-- Begin --
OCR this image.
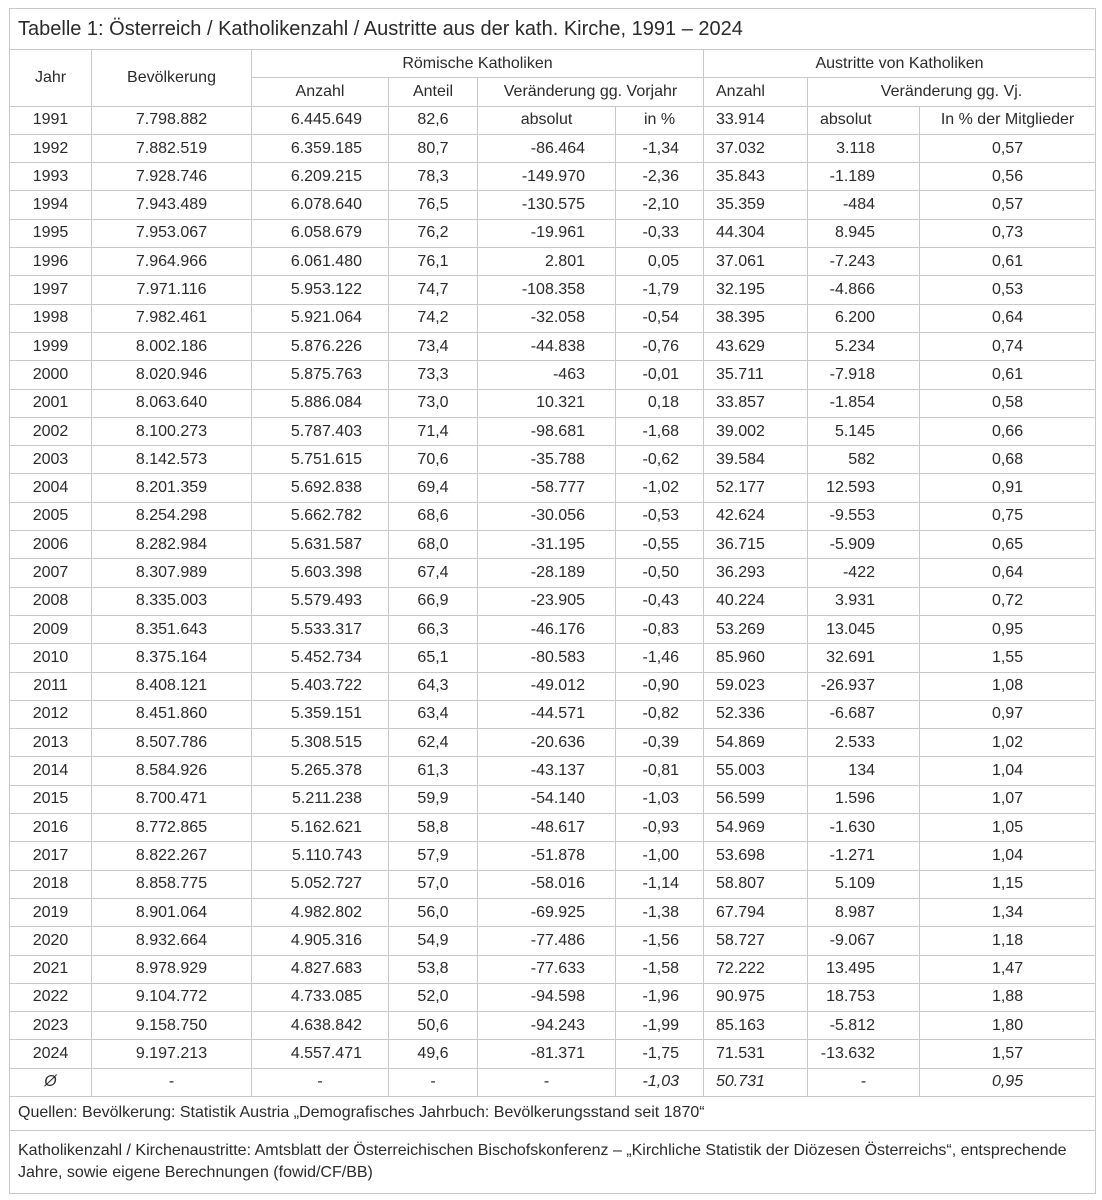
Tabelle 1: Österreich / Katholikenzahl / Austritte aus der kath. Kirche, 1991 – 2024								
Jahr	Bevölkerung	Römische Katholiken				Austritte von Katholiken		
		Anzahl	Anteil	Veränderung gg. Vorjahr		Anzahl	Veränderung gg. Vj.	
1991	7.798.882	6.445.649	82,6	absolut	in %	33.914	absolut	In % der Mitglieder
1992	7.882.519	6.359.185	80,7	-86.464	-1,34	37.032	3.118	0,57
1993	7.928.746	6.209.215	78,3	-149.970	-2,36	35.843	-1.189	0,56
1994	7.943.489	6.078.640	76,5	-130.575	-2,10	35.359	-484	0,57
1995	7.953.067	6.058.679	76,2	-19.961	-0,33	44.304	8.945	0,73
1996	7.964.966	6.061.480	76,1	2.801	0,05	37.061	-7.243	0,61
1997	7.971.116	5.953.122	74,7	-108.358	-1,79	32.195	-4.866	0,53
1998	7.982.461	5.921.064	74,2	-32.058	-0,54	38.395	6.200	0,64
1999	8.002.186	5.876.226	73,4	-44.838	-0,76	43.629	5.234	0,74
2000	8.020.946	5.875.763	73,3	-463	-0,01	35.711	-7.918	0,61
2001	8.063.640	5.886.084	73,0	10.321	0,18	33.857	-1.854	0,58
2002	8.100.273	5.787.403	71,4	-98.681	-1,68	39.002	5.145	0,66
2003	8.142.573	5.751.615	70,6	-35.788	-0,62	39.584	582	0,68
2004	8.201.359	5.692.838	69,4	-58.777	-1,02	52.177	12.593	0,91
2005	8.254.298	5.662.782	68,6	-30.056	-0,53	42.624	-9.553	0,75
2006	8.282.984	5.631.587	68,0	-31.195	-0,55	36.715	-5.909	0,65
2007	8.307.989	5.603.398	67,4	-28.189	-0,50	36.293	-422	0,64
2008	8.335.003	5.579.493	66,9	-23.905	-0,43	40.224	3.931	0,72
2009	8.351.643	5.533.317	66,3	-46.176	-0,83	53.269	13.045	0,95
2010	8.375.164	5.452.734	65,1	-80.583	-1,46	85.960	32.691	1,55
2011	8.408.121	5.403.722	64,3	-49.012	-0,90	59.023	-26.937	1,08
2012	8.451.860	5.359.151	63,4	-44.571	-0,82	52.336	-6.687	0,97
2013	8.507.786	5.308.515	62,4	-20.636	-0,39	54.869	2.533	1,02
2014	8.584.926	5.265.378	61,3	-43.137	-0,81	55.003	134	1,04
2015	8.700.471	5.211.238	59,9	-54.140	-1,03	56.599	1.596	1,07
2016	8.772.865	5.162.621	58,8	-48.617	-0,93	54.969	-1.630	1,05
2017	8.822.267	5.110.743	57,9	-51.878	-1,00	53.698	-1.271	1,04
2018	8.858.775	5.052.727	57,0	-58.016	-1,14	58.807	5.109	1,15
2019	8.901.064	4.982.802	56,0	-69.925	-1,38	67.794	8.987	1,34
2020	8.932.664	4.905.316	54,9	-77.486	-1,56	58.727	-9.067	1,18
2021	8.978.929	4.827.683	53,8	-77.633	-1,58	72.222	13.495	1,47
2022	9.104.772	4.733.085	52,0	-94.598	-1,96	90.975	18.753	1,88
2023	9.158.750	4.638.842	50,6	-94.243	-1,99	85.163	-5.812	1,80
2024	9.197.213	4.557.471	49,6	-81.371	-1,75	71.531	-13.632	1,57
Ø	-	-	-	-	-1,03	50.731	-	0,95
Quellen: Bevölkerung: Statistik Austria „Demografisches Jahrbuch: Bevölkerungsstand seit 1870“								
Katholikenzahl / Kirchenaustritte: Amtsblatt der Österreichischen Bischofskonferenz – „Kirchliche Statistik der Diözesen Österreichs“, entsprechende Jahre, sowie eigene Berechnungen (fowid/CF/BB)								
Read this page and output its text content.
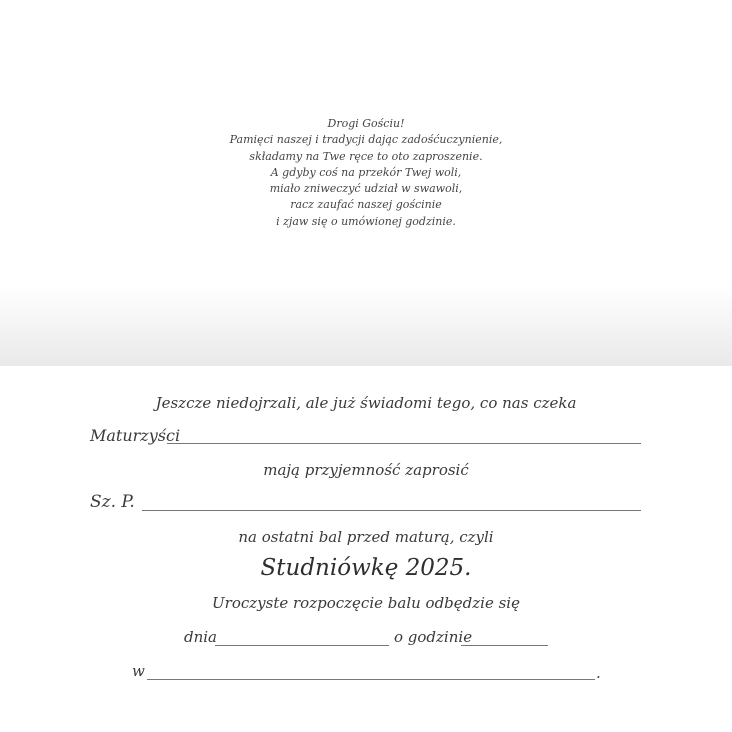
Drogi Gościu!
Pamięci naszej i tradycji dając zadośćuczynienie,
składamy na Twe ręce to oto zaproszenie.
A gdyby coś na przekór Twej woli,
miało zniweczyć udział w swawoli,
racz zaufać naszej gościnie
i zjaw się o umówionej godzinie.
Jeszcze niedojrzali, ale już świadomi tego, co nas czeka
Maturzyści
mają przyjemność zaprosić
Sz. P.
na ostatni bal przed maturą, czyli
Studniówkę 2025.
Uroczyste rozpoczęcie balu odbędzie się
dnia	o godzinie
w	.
-- End --
Take the line containing "Read this page and output its text content." and all lines after it to the end of the data above, and reproduce them exactly, leaving out pictures. Nothing else belongs in the copy.

» **Answer to this task**:
Read this page and output its text content.
Drogi Gościu!
Pamięci naszej i tradycji dając zadośćuczynienie,
składamy na Twe ręce to oto zaproszenie.
A gdyby coś na przekór Twej woli,
miało zniweczyć udział w swawoli,
racz zaufać naszej gościnie
i zjaw się o umówionej godzinie.
Jeszcze niedojrzali, ale już świadomi tego, co nas czeka
Maturzyści
mają przyjemność zaprosić
Sz. P.
na ostatni bal przed maturą, czyli
Studniówkę 2025.
Uroczyste rozpoczęcie balu odbędzie się
dnia	o godzinie
w	.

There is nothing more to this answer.